Exercise aim — Copy every line of the material below word for word.

Extracted entries —
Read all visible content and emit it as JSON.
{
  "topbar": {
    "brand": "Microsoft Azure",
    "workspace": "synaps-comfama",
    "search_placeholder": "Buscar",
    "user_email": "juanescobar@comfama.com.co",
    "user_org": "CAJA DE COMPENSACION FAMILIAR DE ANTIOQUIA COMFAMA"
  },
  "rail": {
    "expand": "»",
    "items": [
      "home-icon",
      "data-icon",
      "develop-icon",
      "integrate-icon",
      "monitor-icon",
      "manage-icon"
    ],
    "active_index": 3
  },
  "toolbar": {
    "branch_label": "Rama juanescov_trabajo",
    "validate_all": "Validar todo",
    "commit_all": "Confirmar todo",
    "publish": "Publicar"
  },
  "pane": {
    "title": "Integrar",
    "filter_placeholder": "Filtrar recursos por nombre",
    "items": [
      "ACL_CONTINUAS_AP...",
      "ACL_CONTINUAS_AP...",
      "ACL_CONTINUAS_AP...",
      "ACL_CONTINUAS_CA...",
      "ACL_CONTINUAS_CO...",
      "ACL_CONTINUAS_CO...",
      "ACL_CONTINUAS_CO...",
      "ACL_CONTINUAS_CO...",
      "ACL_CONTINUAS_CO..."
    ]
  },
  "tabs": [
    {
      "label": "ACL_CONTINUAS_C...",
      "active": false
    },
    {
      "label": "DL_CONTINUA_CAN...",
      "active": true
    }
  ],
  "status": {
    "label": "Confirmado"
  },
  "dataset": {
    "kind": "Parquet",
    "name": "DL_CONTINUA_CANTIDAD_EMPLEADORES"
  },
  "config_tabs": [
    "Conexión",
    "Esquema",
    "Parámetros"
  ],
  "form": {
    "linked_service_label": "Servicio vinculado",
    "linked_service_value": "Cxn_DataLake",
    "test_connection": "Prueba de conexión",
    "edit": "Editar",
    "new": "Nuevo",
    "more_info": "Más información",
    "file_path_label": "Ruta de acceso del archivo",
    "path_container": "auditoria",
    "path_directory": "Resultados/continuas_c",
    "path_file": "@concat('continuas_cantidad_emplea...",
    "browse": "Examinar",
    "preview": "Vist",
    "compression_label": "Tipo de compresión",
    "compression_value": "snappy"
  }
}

Exercise answer —
Read all visible content and emit it as JSON.
{
  "topbar": {
    "brand": "Microsoft Azure",
    "workspace": "synaps-comfama",
    "search_placeholder": "Buscar",
    "user_email": "juanescobar@comfama.com.co",
    "user_org": "CAJA DE COMPENSACION FAMILIAR DE ANTIOQUIA COMFAMA"
  },
  "rail": {
    "expand": "»",
    "items": [
      "home-icon",
      "data-icon",
      "develop-icon",
      "integrate-icon",
      "monitor-icon",
      "manage-icon"
    ],
    "active_index": 3
  },
  "toolbar": {
    "branch_label": "Rama juanescov_trabajo",
    "validate_all": "Validar todo",
    "commit_all": "Confirmar todo",
    "publish": "Publicar"
  },
  "pane": {
    "title": "Integrar",
    "filter_placeholder": "Filtrar recursos por nombre",
    "items": [
      "ACL_CONTINUAS_AP...",
      "ACL_CONTINUAS_AP...",
      "ACL_CONTINUAS_AP...",
      "ACL_CONTINUAS_CA...",
      "ACL_CONTINUAS_CO...",
      "ACL_CONTINUAS_CO...",
      "ACL_CONTINUAS_CO...",
      "ACL_CONTINUAS_CO...",
      "ACL_CONTINUAS_CO..."
    ]
  },
  "tabs": [
    {
      "label": "ACL_CONTINUAS_C...",
      "active": false
    },
    {
      "label": "DL_CONTINUA_CAN...",
      "active": true
    }
  ],
  "status": {
    "label": "Confirmado"
  },
  "dataset": {
    "kind": "Parquet",
    "name": "DL_CONTINUA_CANTIDAD_EMPLEADORES"
  },
  "config_tabs": [
    "Conexión",
    "Esquema",
    "Parámetros"
  ],
  "form": {
    "linked_service_label": "Servicio vinculado",
    "linked_service_value": "Cxn_DataLake",
    "test_connection": "Prueba de conexión",
    "edit": "Editar",
    "new": "Nuevo",
    "more_info": "Más información",
    "file_path_label": "Ruta de acceso del archivo",
    "path_container": "auditoria",
    "path_directory": "Resultados/continuas_c",
    "path_file": "@concat('continuas_cantidad_emplea...",
    "browse": "Examinar",
    "preview": "Vist",
    "compression_label": "Tipo de compresión",
    "compression_value": "snappy"
  }
}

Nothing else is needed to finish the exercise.